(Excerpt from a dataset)
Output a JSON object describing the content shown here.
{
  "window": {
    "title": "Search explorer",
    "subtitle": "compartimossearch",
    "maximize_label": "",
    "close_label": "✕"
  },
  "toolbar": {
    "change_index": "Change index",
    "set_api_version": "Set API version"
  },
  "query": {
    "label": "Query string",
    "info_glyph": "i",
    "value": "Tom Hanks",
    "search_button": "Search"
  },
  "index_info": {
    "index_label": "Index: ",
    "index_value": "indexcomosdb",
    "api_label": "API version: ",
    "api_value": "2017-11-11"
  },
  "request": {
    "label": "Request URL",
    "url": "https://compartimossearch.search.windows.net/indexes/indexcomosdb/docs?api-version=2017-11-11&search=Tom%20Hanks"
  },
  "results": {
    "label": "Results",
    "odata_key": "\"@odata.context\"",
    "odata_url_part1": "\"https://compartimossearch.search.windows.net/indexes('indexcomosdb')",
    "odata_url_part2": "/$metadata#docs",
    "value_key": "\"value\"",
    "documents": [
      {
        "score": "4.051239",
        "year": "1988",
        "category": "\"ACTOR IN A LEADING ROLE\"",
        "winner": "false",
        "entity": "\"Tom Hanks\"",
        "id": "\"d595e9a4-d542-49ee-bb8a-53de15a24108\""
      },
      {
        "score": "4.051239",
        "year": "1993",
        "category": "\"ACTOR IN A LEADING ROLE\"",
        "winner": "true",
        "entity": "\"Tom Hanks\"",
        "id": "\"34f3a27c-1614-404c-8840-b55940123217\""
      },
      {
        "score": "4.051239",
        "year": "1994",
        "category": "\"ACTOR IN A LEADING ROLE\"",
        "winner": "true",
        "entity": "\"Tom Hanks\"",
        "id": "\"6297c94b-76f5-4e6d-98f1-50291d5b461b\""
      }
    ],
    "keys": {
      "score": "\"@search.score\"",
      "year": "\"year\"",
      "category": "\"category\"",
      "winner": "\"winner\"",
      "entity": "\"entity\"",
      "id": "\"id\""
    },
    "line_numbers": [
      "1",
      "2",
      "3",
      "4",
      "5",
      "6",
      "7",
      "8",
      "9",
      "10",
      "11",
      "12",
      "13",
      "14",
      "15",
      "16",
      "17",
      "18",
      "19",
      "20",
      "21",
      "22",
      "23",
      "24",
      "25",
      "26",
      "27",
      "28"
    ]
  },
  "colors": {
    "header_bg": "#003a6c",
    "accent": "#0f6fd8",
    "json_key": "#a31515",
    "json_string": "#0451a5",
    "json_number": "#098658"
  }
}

### PROBLEM STATEMENT
Tally every line of the listing that holds the string "https", then give the number by itself.

### OUTPUT
2